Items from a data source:

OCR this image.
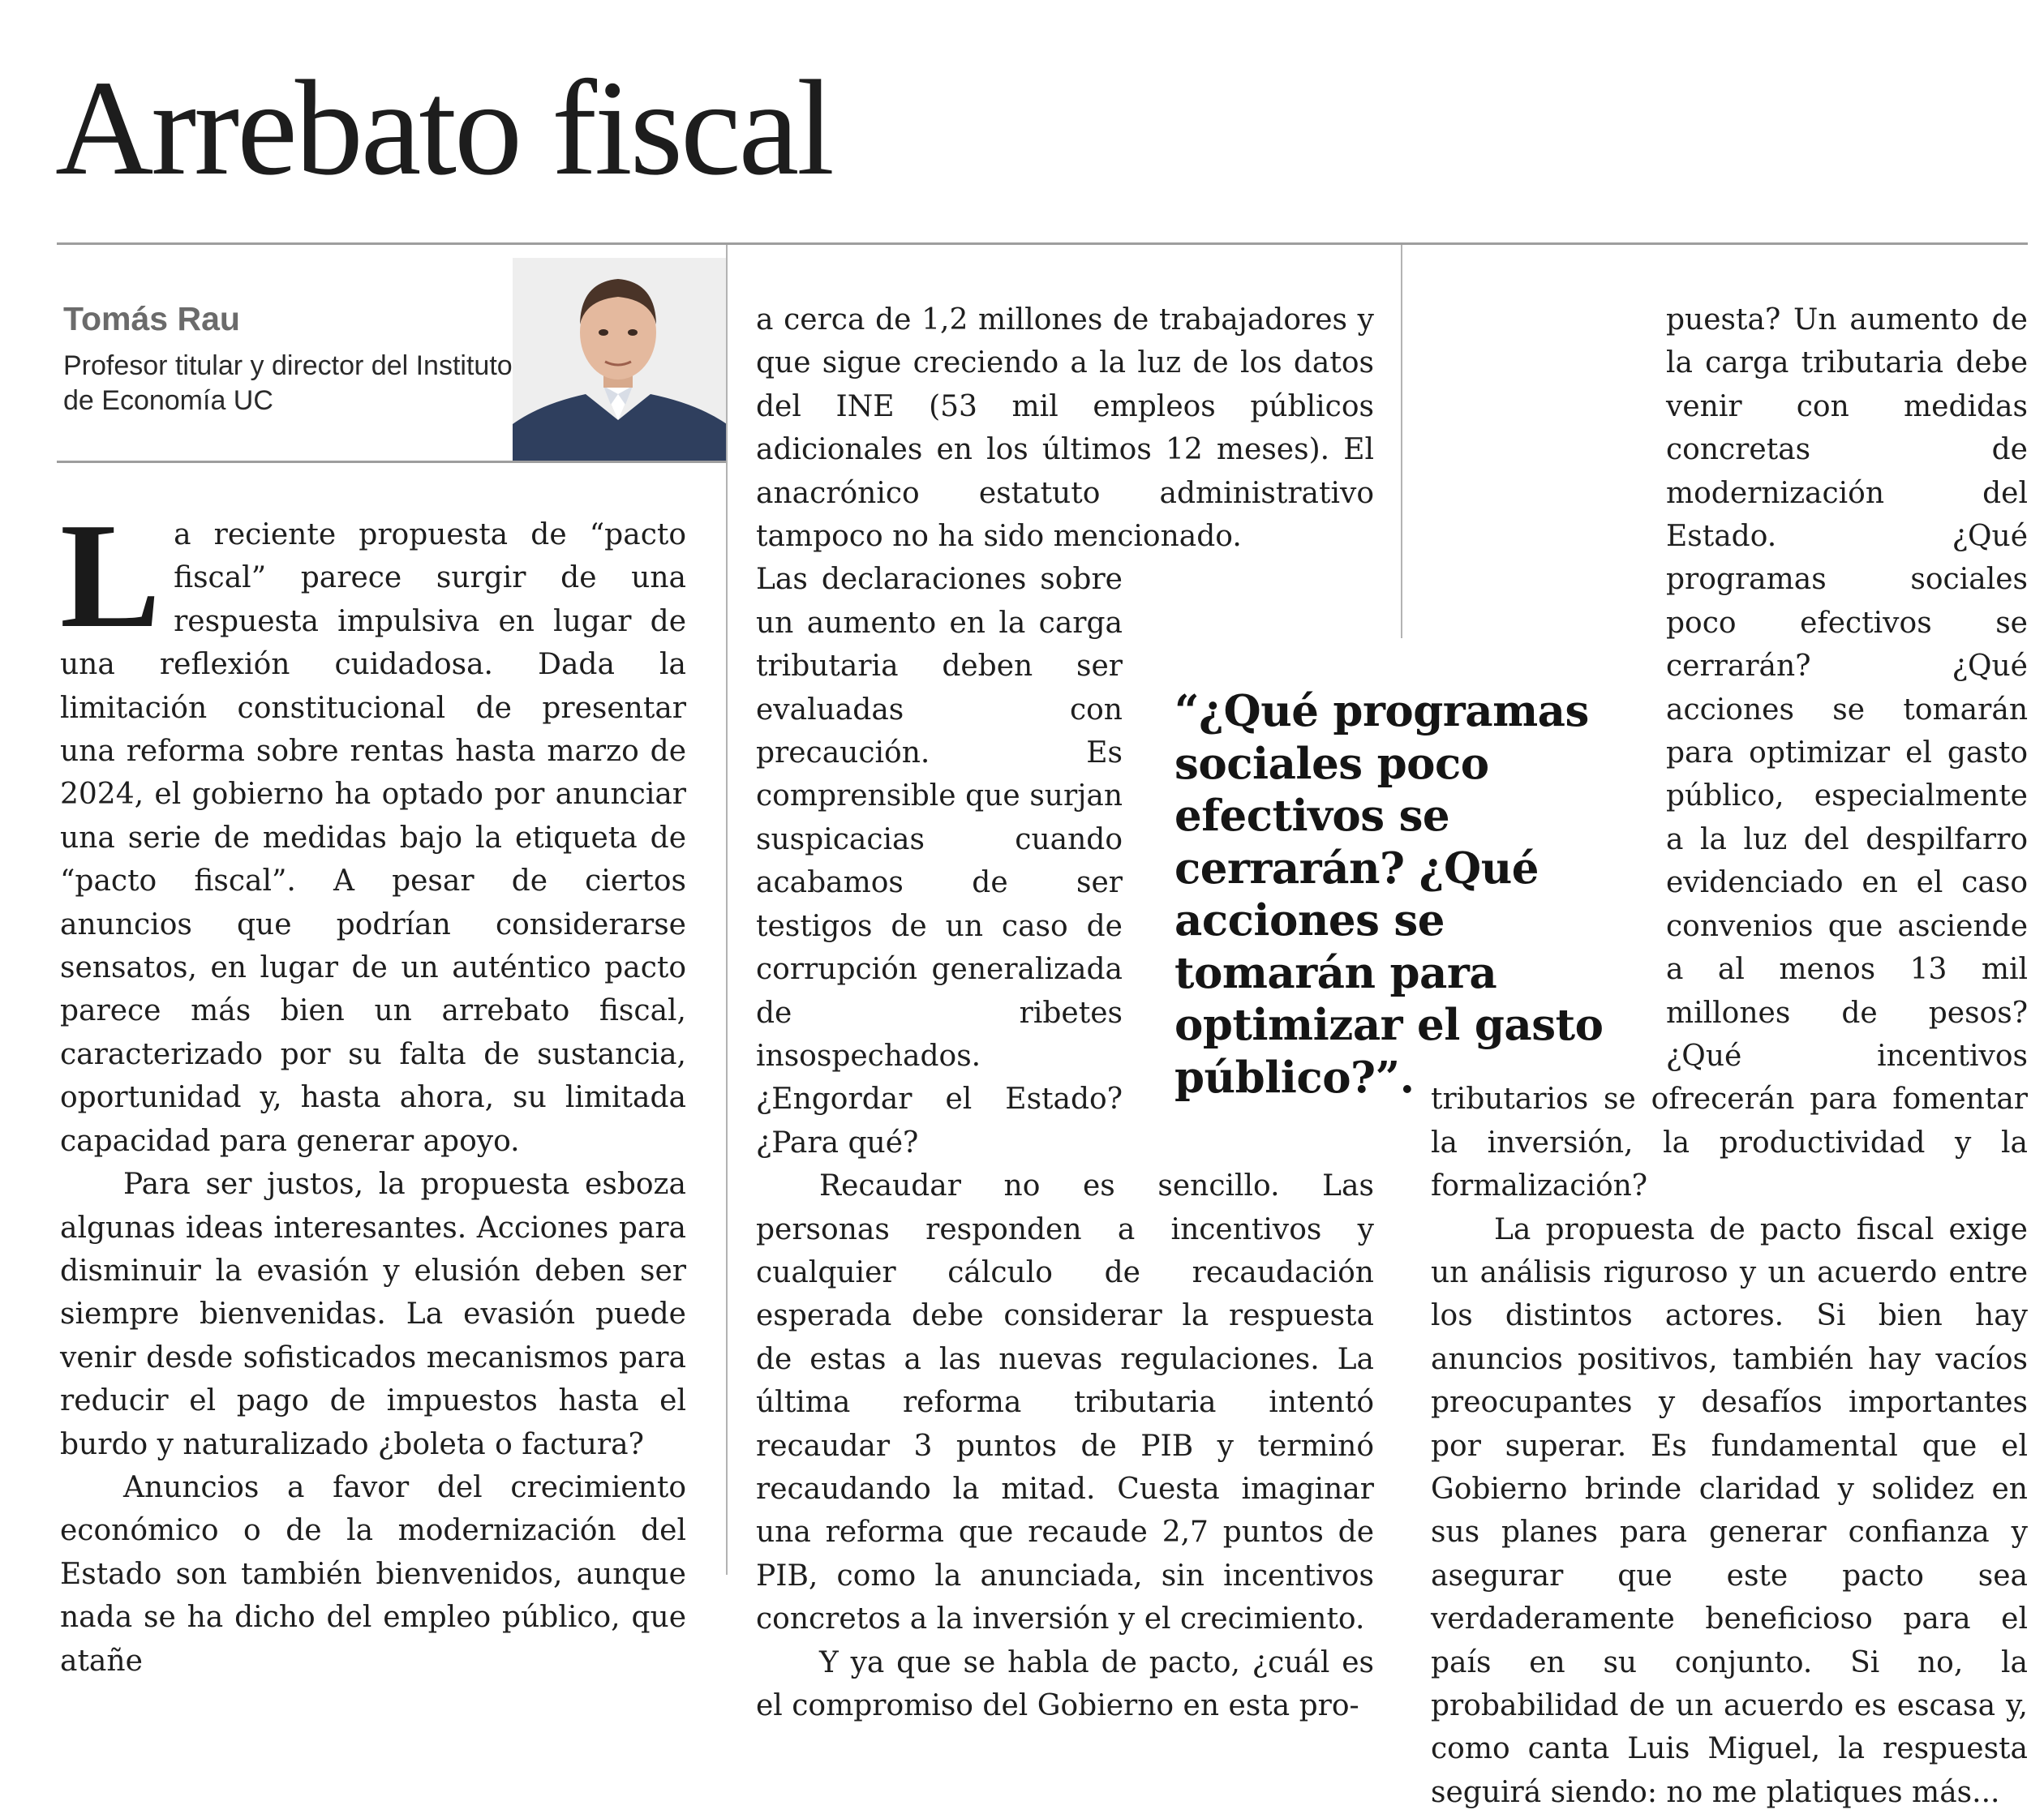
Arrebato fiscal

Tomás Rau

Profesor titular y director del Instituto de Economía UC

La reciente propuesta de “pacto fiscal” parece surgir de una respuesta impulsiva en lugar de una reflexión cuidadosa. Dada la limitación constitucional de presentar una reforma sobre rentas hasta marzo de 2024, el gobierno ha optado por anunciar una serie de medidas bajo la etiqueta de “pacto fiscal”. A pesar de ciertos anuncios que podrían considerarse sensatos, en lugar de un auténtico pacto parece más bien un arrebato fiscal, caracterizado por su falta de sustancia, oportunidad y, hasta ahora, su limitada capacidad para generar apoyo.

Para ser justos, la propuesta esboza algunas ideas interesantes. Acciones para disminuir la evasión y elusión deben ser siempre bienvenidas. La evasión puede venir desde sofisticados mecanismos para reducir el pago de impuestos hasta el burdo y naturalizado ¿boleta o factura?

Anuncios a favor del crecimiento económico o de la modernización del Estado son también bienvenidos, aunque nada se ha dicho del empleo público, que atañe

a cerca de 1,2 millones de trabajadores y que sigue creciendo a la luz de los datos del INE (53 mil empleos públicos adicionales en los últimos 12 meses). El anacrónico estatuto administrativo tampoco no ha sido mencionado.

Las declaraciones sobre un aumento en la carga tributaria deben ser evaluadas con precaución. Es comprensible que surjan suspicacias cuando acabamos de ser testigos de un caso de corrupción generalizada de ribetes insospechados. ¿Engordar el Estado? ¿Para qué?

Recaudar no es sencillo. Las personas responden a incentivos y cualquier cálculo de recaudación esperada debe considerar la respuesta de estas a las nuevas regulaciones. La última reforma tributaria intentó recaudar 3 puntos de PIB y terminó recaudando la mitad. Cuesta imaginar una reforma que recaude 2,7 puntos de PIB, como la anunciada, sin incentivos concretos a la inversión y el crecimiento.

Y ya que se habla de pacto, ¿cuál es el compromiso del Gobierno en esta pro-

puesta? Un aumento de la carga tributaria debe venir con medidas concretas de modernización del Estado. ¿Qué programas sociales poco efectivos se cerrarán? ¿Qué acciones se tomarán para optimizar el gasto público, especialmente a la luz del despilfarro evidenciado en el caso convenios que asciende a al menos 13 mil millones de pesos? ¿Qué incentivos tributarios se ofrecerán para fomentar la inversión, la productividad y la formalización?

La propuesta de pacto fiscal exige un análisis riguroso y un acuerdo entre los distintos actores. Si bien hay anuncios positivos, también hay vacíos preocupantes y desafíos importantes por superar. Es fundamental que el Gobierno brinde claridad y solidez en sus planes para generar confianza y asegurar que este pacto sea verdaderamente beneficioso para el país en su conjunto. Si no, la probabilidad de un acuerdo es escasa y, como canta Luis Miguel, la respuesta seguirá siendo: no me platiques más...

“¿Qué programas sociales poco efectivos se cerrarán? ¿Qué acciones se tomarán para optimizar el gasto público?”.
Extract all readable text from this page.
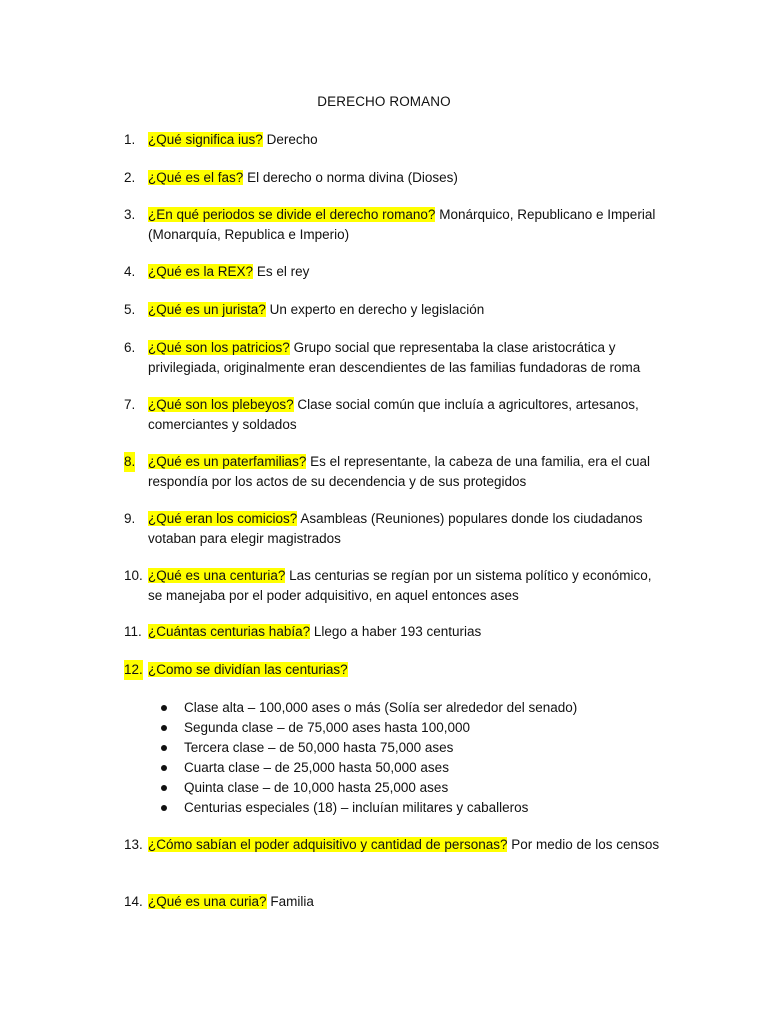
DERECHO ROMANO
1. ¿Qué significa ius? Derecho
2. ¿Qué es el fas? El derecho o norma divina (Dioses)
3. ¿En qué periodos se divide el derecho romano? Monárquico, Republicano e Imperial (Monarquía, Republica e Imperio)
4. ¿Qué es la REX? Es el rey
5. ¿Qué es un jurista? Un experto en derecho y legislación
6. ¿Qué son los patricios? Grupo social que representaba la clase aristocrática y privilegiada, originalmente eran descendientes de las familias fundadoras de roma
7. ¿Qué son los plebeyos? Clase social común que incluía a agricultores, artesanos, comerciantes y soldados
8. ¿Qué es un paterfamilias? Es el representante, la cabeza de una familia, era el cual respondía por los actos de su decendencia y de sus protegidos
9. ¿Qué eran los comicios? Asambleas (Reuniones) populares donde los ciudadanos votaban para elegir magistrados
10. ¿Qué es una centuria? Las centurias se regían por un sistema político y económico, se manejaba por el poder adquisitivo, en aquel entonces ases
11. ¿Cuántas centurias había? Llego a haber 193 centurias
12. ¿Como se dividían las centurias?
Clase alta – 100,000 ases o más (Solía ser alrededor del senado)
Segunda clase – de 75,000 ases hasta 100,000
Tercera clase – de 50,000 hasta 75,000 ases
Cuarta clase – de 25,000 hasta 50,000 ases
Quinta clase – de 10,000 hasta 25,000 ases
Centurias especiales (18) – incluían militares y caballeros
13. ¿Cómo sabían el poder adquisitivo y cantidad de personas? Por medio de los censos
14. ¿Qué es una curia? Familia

STATED TASK: Transcribe each line above verbatim, with the pictures left out.

EXPECTED ANSWER:
OCR this image.
Arrebato fiscal

Tomás Rau

Profesor titular y director del Instituto de Economía UC

La reciente propuesta de “pacto fiscal” parece surgir de una respuesta impulsiva en lugar de una reflexión cuidadosa. Dada la limitación constitucional de presentar una reforma sobre rentas hasta marzo de 2024, el gobierno ha optado por anunciar una serie de medidas bajo la etiqueta de “pacto fiscal”. A pesar de ciertos anuncios que podrían considerarse sensatos, en lugar de un auténtico pacto parece más bien un arrebato fiscal, caracterizado por su falta de sustancia, oportunidad y, hasta ahora, su limitada capacidad para generar apoyo.

Para ser justos, la propuesta esboza algunas ideas interesantes. Acciones para disminuir la evasión y elusión deben ser siempre bienvenidas. La evasión puede venir desde sofisticados mecanismos para reducir el pago de impuestos hasta el burdo y naturalizado ¿boleta o factura?

Anuncios a favor del crecimiento económico o de la modernización del Estado son también bienvenidos, aunque nada se ha dicho del empleo público, que atañe

a cerca de 1,2 millones de trabajadores y que sigue creciendo a la luz de los datos del INE (53 mil empleos públicos adicionales en los últimos 12 meses). El anacrónico estatuto administrativo tampoco no ha sido mencionado.

Las declaraciones sobre un aumento en la carga tributaria deben ser evaluadas con precaución. Es comprensible que surjan suspicacias cuando acabamos de ser testigos de un caso de corrupción generalizada de ribetes insospechados. ¿Engordar el Estado? ¿Para qué?

Recaudar no es sencillo. Las personas responden a incentivos y cualquier cálculo de recaudación esperada debe considerar la respuesta de estas a las nuevas regulaciones. La última reforma tributaria intentó recaudar 3 puntos de PIB y terminó recaudando la mitad. Cuesta imaginar una reforma que recaude 2,7 puntos de PIB, como la anunciada, sin incentivos concretos a la inversión y el crecimiento.

Y ya que se habla de pacto, ¿cuál es el compromiso del Gobierno en esta pro-

puesta? Un aumento de la carga tributaria debe venir con medidas concretas de modernización del Estado. ¿Qué programas sociales poco efectivos se cerrarán? ¿Qué acciones se tomarán para optimizar el gasto público, especialmente a la luz del despilfarro evidenciado en el caso convenios que asciende a al menos 13 mil millones de pesos? ¿Qué incentivos tributarios se ofrecerán para fomentar la inversión, la productividad y la formalización?

La propuesta de pacto fiscal exige un análisis riguroso y un acuerdo entre los distintos actores. Si bien hay anuncios positivos, también hay vacíos preocupantes y desafíos importantes por superar. Es fundamental que el Gobierno brinde claridad y solidez en sus planes para generar confianza y asegurar que este pacto sea verdaderamente beneficioso para el país en su conjunto. Si no, la probabilidad de un acuerdo es escasa y, como canta Luis Miguel, la respuesta seguirá siendo: no me platiques más...

“¿Qué programas sociales poco efectivos se cerrarán? ¿Qué acciones se tomarán para optimizar el gasto público?”.
Extract all readable text from this page.
DERECHO ROMANO
1. ¿Qué significa ius? Derecho
2. ¿Qué es el fas? El derecho o norma divina (Dioses)
3. ¿En qué periodos se divide el derecho romano? Monárquico, Republicano e Imperial (Monarquía, Republica e Imperio)
4. ¿Qué es la REX? Es el rey
5. ¿Qué es un jurista? Un experto en derecho y legislación
6. ¿Qué son los patricios? Grupo social que representaba la clase aristocrática y privilegiada, originalmente eran descendientes de las familias fundadoras de roma
7. ¿Qué son los plebeyos? Clase social común que incluía a agricultores, artesanos, comerciantes y soldados
8. ¿Qué es un paterfamilias? Es el representante, la cabeza de una familia, era el cual respondía por los actos de su decendencia y de sus protegidos
9. ¿Qué eran los comicios? Asambleas (Reuniones) populares donde los ciudadanos votaban para elegir magistrados
10. ¿Qué es una centuria? Las centurias se regían por un sistema político y económico, se manejaba por el poder adquisitivo, en aquel entonces ases
11. ¿Cuántas centurias había? Llego a haber 193 centurias
12. ¿Como se dividían las centurias?
Clase alta – 100,000 ases o más (Solía ser alrededor del senado)
Segunda clase – de 75,000 ases hasta 100,000
Tercera clase – de 50,000 hasta 75,000 ases
Cuarta clase – de 25,000 hasta 50,000 ases
Quinta clase – de 10,000 hasta 25,000 ases
Centurias especiales (18) – incluían militares y caballeros
13. ¿Cómo sabían el poder adquisitivo y cantidad de personas? Por medio de los censos
14. ¿Qué es una curia? Familia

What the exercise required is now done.